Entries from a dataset
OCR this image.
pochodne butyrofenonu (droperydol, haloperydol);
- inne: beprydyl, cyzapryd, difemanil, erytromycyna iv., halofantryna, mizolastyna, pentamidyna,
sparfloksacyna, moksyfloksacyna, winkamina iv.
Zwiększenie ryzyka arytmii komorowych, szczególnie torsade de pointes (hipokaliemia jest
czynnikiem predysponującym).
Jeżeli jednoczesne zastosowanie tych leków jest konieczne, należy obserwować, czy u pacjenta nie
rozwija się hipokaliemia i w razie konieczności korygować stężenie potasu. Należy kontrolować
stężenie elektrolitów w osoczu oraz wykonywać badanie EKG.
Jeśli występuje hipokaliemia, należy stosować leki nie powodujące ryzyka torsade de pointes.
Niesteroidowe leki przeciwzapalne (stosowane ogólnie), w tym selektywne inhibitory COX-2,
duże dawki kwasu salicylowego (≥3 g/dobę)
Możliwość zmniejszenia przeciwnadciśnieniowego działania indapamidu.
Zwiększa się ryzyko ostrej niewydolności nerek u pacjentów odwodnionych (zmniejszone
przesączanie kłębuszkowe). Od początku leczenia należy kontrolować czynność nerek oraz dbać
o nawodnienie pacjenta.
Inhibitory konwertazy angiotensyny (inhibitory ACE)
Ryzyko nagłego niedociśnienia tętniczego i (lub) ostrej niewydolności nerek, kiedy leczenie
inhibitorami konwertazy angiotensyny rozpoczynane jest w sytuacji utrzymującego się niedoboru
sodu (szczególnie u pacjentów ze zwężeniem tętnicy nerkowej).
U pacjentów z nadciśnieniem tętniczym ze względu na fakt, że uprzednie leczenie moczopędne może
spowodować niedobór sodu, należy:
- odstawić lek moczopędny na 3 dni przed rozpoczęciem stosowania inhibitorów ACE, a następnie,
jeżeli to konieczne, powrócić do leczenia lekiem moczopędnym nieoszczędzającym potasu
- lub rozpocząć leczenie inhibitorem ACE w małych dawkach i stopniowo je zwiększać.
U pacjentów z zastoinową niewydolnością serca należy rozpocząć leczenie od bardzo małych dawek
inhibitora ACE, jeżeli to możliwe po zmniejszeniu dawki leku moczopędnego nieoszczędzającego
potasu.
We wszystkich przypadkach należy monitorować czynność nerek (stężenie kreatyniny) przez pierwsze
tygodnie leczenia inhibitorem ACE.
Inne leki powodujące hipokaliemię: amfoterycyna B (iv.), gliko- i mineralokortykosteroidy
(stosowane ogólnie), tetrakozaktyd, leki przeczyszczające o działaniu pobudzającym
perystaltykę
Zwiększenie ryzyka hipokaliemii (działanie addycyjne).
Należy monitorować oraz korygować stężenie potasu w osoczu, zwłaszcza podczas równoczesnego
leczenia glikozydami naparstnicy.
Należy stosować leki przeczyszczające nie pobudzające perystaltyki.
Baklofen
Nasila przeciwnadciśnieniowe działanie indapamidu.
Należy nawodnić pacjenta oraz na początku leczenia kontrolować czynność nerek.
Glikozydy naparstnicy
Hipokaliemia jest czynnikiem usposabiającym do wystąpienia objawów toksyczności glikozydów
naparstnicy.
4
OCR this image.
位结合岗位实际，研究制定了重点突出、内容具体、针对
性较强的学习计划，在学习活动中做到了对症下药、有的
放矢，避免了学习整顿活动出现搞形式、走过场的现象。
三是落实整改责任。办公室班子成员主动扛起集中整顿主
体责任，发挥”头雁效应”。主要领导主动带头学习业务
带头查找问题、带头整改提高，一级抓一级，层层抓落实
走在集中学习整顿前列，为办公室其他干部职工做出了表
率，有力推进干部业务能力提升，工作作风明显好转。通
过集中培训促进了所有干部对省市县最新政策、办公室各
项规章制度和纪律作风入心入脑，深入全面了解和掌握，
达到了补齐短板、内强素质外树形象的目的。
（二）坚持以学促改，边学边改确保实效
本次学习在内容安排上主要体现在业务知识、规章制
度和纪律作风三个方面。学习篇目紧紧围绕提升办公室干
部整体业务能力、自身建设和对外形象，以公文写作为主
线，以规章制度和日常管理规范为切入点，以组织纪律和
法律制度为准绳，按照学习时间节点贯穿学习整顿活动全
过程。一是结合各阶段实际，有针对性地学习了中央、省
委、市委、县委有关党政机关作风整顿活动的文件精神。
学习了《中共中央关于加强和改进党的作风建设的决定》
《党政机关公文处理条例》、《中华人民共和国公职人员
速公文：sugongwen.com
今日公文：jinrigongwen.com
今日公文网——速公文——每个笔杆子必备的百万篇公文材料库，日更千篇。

Given request: Find and copy every line in the entries above where the string "leczenia" occurs.

Exercise answer:
przesączanie kłębuszkowe). Od początku leczenia należy kontrolować czynność nerek oraz dbać
jeżeli to konieczne, powrócić do leczenia lekiem moczopędnym nieoszczędzającym potasu
tygodnie leczenia inhibitorem ACE.
leczenia glikozydami naparstnicy.
Należy nawodnić pacjenta oraz na początku leczenia kontrolować czynność nerek.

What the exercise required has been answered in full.